# Data excerpts
################
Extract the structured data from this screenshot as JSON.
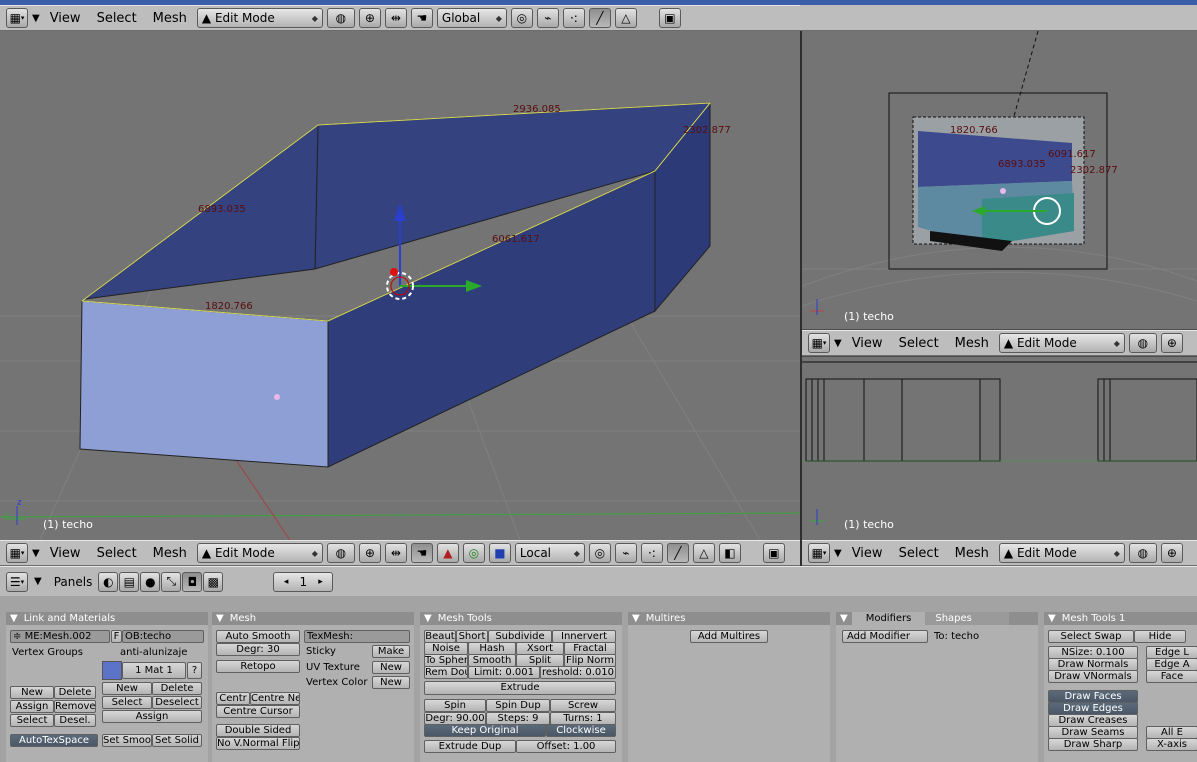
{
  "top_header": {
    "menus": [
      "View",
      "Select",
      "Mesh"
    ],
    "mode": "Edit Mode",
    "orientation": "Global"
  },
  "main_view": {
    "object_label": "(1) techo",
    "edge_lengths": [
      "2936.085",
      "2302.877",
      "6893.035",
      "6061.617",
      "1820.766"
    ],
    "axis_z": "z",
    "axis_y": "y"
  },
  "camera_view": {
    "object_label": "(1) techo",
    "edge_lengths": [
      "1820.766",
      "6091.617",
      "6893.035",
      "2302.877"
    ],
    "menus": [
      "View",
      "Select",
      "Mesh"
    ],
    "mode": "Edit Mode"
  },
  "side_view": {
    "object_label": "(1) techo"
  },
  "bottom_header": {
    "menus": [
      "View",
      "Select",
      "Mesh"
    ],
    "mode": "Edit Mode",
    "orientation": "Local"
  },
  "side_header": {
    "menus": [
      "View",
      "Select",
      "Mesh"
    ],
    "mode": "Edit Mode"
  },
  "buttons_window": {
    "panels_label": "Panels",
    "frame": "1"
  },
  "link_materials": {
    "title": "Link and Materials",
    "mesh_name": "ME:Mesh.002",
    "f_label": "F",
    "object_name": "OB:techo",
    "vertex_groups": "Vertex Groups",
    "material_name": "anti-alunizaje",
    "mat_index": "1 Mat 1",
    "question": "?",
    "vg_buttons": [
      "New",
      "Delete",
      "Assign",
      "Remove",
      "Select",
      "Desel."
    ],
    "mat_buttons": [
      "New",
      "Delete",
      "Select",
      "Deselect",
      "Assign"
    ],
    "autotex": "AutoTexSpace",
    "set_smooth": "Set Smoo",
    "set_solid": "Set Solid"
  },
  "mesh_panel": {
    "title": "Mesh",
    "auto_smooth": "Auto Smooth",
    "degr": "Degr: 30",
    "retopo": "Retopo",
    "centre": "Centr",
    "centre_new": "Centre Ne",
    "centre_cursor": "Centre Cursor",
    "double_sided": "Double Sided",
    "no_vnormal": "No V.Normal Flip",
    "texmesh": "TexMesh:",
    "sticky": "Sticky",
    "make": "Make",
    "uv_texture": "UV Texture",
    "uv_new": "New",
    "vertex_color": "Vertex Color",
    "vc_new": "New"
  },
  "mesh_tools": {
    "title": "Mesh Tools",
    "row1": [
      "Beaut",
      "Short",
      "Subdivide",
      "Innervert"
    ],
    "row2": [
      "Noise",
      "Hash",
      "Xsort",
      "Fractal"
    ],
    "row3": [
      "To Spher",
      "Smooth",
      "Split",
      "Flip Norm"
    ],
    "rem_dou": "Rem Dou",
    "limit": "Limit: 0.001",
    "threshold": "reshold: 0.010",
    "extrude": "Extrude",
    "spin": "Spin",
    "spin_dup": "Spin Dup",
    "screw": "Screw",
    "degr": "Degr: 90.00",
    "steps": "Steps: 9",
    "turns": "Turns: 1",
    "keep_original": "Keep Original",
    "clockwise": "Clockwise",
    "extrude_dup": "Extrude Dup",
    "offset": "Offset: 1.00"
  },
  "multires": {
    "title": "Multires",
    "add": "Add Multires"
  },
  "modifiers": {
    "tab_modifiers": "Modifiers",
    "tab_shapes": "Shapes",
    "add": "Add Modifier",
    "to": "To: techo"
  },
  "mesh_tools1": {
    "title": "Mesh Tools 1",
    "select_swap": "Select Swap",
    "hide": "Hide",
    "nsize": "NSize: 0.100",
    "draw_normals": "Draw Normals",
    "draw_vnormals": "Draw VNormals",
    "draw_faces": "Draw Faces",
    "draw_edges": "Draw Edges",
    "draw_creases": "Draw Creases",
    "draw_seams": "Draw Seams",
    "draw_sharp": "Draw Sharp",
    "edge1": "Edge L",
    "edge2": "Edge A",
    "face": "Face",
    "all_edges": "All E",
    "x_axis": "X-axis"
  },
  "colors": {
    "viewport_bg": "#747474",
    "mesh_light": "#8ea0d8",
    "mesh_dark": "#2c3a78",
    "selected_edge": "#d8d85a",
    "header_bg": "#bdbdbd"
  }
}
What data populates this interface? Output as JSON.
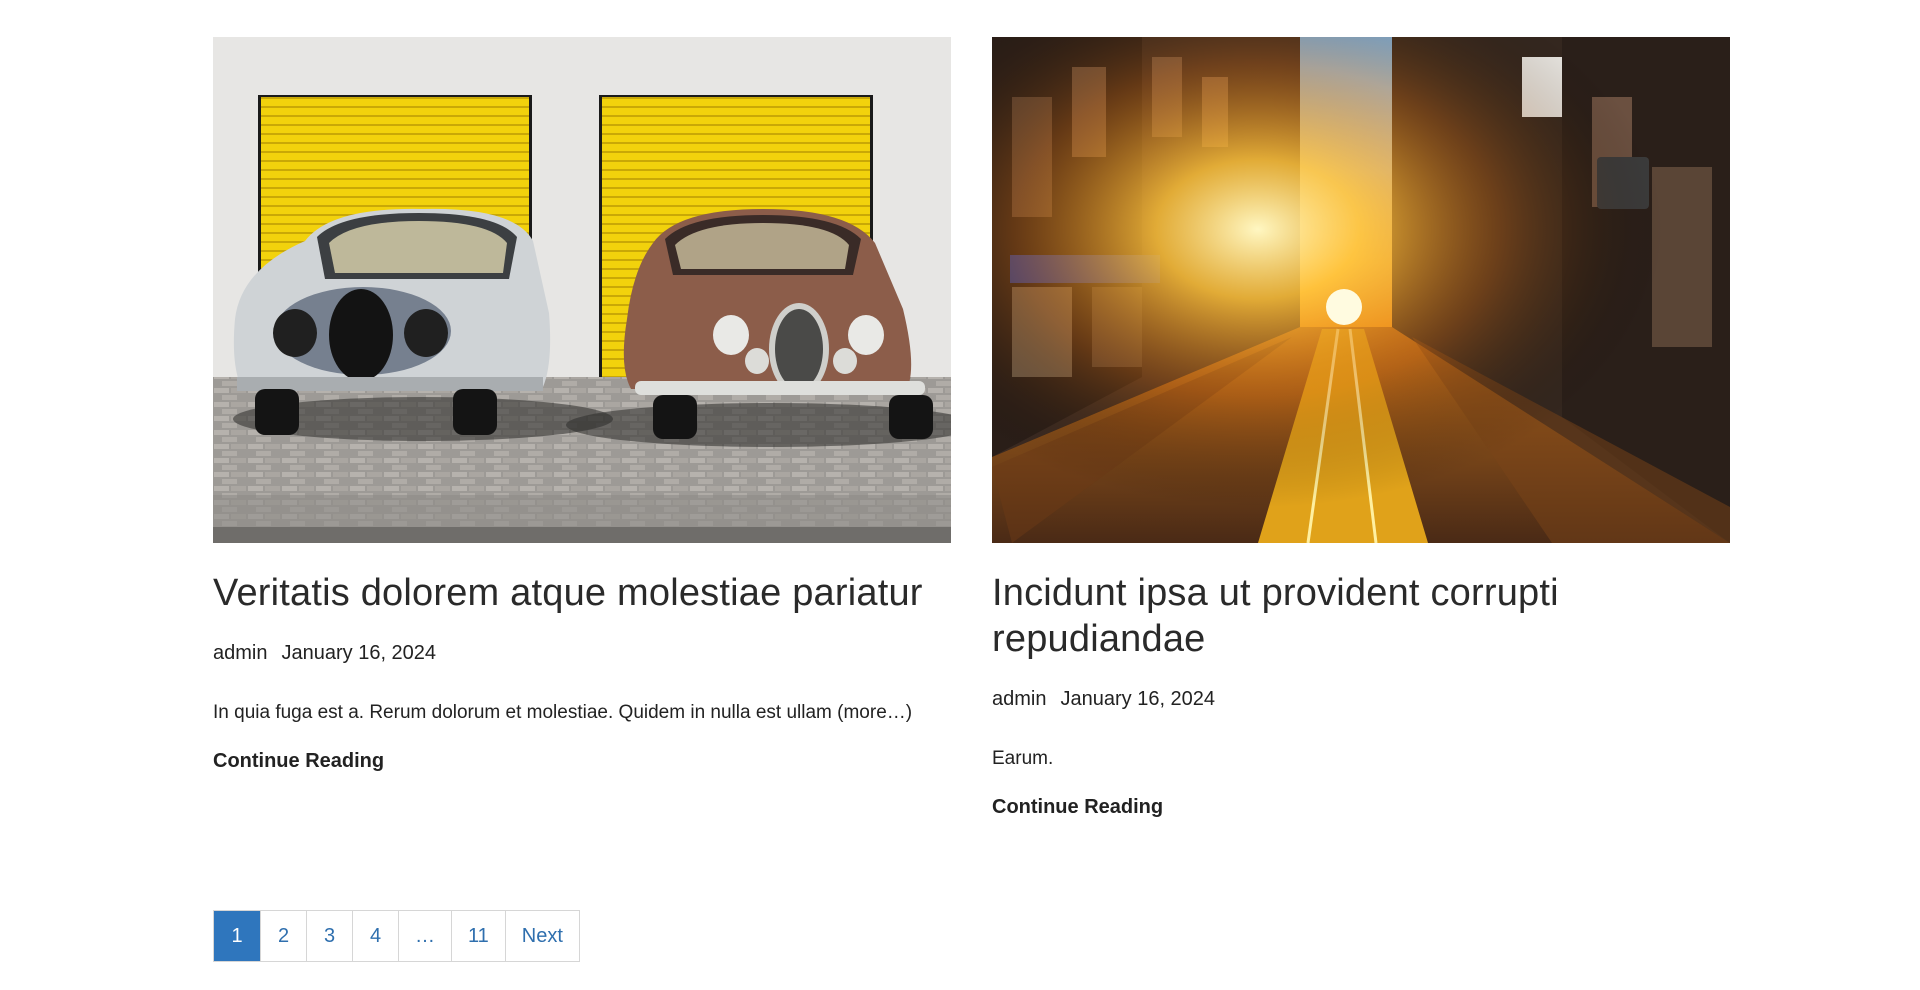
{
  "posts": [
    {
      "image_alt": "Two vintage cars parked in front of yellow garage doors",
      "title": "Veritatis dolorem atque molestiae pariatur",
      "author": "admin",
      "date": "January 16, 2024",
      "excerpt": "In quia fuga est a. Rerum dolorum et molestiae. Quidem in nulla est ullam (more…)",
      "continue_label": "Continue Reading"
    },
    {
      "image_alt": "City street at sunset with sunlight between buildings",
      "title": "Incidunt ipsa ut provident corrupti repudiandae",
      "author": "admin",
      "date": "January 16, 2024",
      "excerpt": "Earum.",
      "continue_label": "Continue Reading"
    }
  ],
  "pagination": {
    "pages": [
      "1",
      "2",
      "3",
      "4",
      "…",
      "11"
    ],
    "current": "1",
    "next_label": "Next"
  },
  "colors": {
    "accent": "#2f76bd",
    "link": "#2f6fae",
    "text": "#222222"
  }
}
################
# TASK TO COMPLETE
Images should not appear in the copy; retype the listing above exactly.

# TASK OUTPUT
Extract the structured data from this screenshot as JSON.
{
  "top_header": {
    "menus": [
      "View",
      "Select",
      "Mesh"
    ],
    "mode": "Edit Mode",
    "orientation": "Global"
  },
  "main_view": {
    "object_label": "(1) techo",
    "edge_lengths": [
      "2936.085",
      "2302.877",
      "6893.035",
      "6061.617",
      "1820.766"
    ],
    "axis_z": "z",
    "axis_y": "y"
  },
  "camera_view": {
    "object_label": "(1) techo",
    "edge_lengths": [
      "1820.766",
      "6091.617",
      "6893.035",
      "2302.877"
    ],
    "menus": [
      "View",
      "Select",
      "Mesh"
    ],
    "mode": "Edit Mode"
  },
  "side_view": {
    "object_label": "(1) techo"
  },
  "bottom_header": {
    "menus": [
      "View",
      "Select",
      "Mesh"
    ],
    "mode": "Edit Mode",
    "orientation": "Local"
  },
  "side_header": {
    "menus": [
      "View",
      "Select",
      "Mesh"
    ],
    "mode": "Edit Mode"
  },
  "buttons_window": {
    "panels_label": "Panels",
    "frame": "1"
  },
  "link_materials": {
    "title": "Link and Materials",
    "mesh_name": "ME:Mesh.002",
    "f_label": "F",
    "object_name": "OB:techo",
    "vertex_groups": "Vertex Groups",
    "material_name": "anti-alunizaje",
    "mat_index": "1 Mat 1",
    "question": "?",
    "vg_buttons": [
      "New",
      "Delete",
      "Assign",
      "Remove",
      "Select",
      "Desel."
    ],
    "mat_buttons": [
      "New",
      "Delete",
      "Select",
      "Deselect",
      "Assign"
    ],
    "autotex": "AutoTexSpace",
    "set_smooth": "Set Smoo",
    "set_solid": "Set Solid"
  },
  "mesh_panel": {
    "title": "Mesh",
    "auto_smooth": "Auto Smooth",
    "degr": "Degr: 30",
    "retopo": "Retopo",
    "centre": "Centr",
    "centre_new": "Centre Ne",
    "centre_cursor": "Centre Cursor",
    "double_sided": "Double Sided",
    "no_vnormal": "No V.Normal Flip",
    "texmesh": "TexMesh:",
    "sticky": "Sticky",
    "make": "Make",
    "uv_texture": "UV Texture",
    "uv_new": "New",
    "vertex_color": "Vertex Color",
    "vc_new": "New"
  },
  "mesh_tools": {
    "title": "Mesh Tools",
    "row1": [
      "Beaut",
      "Short",
      "Subdivide",
      "Innervert"
    ],
    "row2": [
      "Noise",
      "Hash",
      "Xsort",
      "Fractal"
    ],
    "row3": [
      "To Spher",
      "Smooth",
      "Split",
      "Flip Norm"
    ],
    "rem_dou": "Rem Dou",
    "limit": "Limit: 0.001",
    "threshold": "reshold: 0.010",
    "extrude": "Extrude",
    "spin": "Spin",
    "spin_dup": "Spin Dup",
    "screw": "Screw",
    "degr": "Degr: 90.00",
    "steps": "Steps: 9",
    "turns": "Turns: 1",
    "keep_original": "Keep Original",
    "clockwise": "Clockwise",
    "extrude_dup": "Extrude Dup",
    "offset": "Offset: 1.00"
  },
  "multires": {
    "title": "Multires",
    "add": "Add Multires"
  },
  "modifiers": {
    "tab_modifiers": "Modifiers",
    "tab_shapes": "Shapes",
    "add": "Add Modifier",
    "to": "To: techo"
  },
  "mesh_tools1": {
    "title": "Mesh Tools 1",
    "select_swap": "Select Swap",
    "hide": "Hide",
    "nsize": "NSize: 0.100",
    "draw_normals": "Draw Normals",
    "draw_vnormals": "Draw VNormals",
    "draw_faces": "Draw Faces",
    "draw_edges": "Draw Edges",
    "draw_creases": "Draw Creases",
    "draw_seams": "Draw Seams",
    "draw_sharp": "Draw Sharp",
    "edge1": "Edge L",
    "edge2": "Edge A",
    "face": "Face",
    "all_edges": "All E",
    "x_axis": "X-axis"
  },
  "colors": {
    "viewport_bg": "#747474",
    "mesh_light": "#8ea0d8",
    "mesh_dark": "#2c3a78",
    "selected_edge": "#d8d85a",
    "header_bg": "#bdbdbd"
  }
}
What data populates this interface? Output as JSON.
{
  "posts": [
    {
      "image_alt": "Two vintage cars parked in front of yellow garage doors",
      "title": "Veritatis dolorem atque molestiae pariatur",
      "author": "admin",
      "date": "January 16, 2024",
      "excerpt": "In quia fuga est a. Rerum dolorum et molestiae. Quidem in nulla est ullam (more…)",
      "continue_label": "Continue Reading"
    },
    {
      "image_alt": "City street at sunset with sunlight between buildings",
      "title": "Incidunt ipsa ut provident corrupti repudiandae",
      "author": "admin",
      "date": "January 16, 2024",
      "excerpt": "Earum.",
      "continue_label": "Continue Reading"
    }
  ],
  "pagination": {
    "pages": [
      "1",
      "2",
      "3",
      "4",
      "…",
      "11"
    ],
    "current": "1",
    "next_label": "Next"
  },
  "colors": {
    "accent": "#2f76bd",
    "link": "#2f6fae",
    "text": "#222222"
  }
}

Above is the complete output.